§ EXERCISE BRIEF
Turn the entries, from their first line through the line containing "error bar 4 tick marker [680, 480, 694, 483]", into a Markdown table with the columns Row and Text: one row per line, numbered in order, with blank lines skipped.
......
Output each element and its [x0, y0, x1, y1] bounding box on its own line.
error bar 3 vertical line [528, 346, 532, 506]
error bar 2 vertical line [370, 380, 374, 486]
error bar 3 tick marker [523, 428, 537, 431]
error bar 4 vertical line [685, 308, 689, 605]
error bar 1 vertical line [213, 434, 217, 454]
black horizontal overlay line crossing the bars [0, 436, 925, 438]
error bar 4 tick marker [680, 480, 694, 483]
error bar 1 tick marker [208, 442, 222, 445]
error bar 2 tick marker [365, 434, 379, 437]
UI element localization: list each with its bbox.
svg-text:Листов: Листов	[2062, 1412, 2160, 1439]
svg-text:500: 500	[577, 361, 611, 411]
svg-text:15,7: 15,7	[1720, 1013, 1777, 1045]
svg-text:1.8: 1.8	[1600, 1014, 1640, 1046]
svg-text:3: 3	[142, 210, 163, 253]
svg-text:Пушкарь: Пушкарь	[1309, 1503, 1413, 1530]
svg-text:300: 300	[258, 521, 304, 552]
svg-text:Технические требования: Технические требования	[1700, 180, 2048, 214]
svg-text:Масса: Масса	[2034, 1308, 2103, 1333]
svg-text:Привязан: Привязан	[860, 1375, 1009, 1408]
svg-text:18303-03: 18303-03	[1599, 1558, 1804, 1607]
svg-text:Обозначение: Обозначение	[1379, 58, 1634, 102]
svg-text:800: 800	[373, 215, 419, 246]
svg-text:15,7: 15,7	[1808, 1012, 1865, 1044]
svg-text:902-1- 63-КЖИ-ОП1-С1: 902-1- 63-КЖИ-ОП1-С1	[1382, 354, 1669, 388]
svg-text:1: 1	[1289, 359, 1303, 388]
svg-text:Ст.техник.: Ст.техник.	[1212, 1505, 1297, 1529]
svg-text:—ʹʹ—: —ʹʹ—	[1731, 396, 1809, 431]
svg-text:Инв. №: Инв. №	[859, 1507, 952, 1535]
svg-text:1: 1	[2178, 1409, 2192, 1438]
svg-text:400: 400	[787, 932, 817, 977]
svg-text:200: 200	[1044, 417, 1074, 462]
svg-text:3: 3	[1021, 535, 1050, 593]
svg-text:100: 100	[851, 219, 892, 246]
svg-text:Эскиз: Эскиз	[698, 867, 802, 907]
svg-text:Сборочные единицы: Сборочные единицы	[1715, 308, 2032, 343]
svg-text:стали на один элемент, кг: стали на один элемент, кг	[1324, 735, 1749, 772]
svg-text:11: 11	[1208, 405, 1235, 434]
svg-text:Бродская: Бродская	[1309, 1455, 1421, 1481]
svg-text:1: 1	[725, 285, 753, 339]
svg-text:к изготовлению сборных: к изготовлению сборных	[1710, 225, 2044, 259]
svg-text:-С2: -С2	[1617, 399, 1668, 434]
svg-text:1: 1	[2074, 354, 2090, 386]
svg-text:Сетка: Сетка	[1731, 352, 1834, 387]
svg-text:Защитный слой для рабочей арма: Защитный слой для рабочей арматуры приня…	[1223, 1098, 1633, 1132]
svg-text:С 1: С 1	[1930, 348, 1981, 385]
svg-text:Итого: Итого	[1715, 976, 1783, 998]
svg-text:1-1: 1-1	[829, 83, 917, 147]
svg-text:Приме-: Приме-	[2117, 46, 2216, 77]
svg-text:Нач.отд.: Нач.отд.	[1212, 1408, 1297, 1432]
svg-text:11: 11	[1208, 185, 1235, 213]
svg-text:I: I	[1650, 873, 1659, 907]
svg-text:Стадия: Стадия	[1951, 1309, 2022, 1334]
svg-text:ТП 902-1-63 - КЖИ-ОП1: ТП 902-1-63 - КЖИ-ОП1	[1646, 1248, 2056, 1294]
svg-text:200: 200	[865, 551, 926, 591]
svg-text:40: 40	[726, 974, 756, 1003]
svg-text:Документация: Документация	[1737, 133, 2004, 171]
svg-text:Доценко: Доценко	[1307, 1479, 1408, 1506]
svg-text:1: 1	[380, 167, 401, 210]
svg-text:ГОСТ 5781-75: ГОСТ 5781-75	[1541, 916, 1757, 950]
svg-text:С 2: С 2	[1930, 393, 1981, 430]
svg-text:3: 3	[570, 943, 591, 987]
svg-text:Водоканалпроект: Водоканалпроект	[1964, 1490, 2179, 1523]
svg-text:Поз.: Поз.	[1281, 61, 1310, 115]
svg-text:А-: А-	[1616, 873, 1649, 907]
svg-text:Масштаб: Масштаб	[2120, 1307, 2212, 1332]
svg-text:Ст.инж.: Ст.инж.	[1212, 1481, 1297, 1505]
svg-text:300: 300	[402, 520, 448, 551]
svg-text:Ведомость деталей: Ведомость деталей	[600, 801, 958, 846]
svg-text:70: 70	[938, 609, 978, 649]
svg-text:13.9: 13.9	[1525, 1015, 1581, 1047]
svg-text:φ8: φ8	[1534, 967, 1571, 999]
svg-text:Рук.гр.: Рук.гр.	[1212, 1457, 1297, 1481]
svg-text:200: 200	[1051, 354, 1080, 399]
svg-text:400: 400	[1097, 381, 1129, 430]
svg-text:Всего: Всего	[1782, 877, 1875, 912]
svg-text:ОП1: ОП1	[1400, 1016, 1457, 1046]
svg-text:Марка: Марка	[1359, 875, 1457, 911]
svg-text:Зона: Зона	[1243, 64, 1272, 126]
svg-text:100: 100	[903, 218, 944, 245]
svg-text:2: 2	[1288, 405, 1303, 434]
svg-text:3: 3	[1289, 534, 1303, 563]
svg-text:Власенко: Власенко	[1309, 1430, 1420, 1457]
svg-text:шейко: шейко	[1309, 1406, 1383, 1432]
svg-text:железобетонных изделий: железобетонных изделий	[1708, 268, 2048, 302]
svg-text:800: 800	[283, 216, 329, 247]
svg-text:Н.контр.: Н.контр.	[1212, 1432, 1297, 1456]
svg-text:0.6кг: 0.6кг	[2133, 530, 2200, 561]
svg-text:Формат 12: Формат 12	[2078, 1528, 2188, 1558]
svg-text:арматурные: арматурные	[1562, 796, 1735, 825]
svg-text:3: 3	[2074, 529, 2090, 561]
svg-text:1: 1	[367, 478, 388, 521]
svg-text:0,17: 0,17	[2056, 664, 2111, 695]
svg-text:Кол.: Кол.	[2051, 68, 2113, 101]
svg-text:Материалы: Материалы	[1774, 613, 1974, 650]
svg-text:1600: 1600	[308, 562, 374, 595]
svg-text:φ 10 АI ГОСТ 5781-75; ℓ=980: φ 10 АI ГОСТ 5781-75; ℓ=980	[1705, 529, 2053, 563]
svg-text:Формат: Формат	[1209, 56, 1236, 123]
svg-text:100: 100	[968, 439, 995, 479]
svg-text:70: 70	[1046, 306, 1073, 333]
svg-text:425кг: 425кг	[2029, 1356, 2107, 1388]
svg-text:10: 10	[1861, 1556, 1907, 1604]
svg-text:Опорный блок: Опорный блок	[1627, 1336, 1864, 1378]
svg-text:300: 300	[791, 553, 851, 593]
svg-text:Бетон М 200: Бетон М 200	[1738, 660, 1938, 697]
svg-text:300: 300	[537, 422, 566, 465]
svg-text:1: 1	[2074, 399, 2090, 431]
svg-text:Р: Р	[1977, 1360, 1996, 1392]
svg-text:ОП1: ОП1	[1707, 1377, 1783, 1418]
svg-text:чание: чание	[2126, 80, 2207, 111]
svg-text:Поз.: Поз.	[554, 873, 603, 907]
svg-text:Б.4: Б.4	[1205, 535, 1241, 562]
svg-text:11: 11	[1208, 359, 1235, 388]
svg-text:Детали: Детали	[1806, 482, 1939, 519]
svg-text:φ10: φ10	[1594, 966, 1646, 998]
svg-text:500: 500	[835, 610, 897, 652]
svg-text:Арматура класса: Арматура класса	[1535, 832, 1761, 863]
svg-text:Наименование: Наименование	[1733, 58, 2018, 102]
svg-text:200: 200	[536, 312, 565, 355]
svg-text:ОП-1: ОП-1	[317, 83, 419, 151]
......
§ PROBLEM SOLUTION
| Row | Text |
|---|---|
| 1 | Output each element and its [x0, y0, x1, y1] bounding box on its own line. |
| 2 | error bar 3 vertical line [528, 346, 532, 506] |
| 3 | error bar 2 vertical line [370, 380, 374, 486] |
| 4 | error bar 3 tick marker [523, 428, 537, 431] |
| 5 | error bar 4 vertical line [685, 308, 689, 605] |
| 6 | error bar 1 vertical line [213, 434, 217, 454] |
| 7 | black horizontal overlay line crossing the bars [0, 436, 925, 438] |
| 8 | error bar 4 tick marker [680, 480, 694, 483] |